§ **Information shown**
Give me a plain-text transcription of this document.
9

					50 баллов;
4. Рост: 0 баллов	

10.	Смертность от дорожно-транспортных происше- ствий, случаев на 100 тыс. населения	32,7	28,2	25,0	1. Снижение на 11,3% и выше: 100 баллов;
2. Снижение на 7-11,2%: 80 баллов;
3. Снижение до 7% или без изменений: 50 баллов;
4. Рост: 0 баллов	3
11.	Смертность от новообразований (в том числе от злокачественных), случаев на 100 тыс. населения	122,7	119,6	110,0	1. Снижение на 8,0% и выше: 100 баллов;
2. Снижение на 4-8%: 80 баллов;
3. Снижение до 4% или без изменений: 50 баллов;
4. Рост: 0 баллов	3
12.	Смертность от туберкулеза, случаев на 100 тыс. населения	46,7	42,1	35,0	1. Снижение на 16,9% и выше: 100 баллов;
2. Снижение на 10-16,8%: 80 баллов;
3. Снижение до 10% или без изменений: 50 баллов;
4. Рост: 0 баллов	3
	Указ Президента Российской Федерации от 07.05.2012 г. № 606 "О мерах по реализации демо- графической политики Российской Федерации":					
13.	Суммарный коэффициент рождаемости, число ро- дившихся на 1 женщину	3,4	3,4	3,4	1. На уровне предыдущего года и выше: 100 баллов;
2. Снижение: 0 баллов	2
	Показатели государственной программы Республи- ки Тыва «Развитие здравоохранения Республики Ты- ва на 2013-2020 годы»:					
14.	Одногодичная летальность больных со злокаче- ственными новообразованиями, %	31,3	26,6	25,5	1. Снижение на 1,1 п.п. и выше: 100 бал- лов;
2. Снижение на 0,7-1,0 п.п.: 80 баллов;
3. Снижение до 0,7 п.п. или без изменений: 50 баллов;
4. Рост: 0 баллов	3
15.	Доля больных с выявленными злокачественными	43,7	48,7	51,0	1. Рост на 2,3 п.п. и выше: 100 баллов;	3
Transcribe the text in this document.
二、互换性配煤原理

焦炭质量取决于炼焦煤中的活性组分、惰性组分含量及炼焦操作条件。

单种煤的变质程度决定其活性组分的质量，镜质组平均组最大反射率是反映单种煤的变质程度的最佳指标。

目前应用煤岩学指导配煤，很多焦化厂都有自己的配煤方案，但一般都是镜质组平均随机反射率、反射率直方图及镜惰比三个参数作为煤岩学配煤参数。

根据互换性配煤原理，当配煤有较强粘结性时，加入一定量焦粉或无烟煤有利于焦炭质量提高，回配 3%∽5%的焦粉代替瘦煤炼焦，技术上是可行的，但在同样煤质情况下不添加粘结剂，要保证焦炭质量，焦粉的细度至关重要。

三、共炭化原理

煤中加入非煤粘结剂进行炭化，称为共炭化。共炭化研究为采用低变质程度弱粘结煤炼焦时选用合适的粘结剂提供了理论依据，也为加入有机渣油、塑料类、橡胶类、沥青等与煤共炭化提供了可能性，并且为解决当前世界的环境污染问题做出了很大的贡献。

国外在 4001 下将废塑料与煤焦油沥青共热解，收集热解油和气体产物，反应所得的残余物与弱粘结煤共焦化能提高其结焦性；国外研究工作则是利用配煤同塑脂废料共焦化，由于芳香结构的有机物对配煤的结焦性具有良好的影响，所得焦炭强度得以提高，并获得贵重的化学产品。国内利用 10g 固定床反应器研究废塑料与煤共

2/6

§ **What is asked**
Keep only the lines from the one containing "Transcribe the text in this document." to the end of the entries, and repeat them exactly.

§ **Written reply**
Transcribe the text in this document.
二、互换性配煤原理

焦炭质量取决于炼焦煤中的活性组分、惰性组分含量及炼焦操作条件。

单种煤的变质程度决定其活性组分的质量，镜质组平均组最大反射率是反映单种煤的变质程度的最佳指标。

目前应用煤岩学指导配煤，很多焦化厂都有自己的配煤方案，但一般都是镜质组平均随机反射率、反射率直方图及镜惰比三个参数作为煤岩学配煤参数。

根据互换性配煤原理，当配煤有较强粘结性时，加入一定量焦粉或无烟煤有利于焦炭质量提高，回配 3%∽5%的焦粉代替瘦煤炼焦，技术上是可行的，但在同样煤质情况下不添加粘结剂，要保证焦炭质量，焦粉的细度至关重要。

三、共炭化原理

煤中加入非煤粘结剂进行炭化，称为共炭化。共炭化研究为采用低变质程度弱粘结煤炼焦时选用合适的粘结剂提供了理论依据，也为加入有机渣油、塑料类、橡胶类、沥青等与煤共炭化提供了可能性，并且为解决当前世界的环境污染问题做出了很大的贡献。

国外在 4001 下将废塑料与煤焦油沥青共热解，收集热解油和气体产物，反应所得的残余物与弱粘结煤共焦化能提高其结焦性；国外研究工作则是利用配煤同塑脂废料共焦化，由于芳香结构的有机物对配煤的结焦性具有良好的影响，所得焦炭强度得以提高，并获得贵重的化学产品。国内利用 10g 固定床反应器研究废塑料与煤共

2/6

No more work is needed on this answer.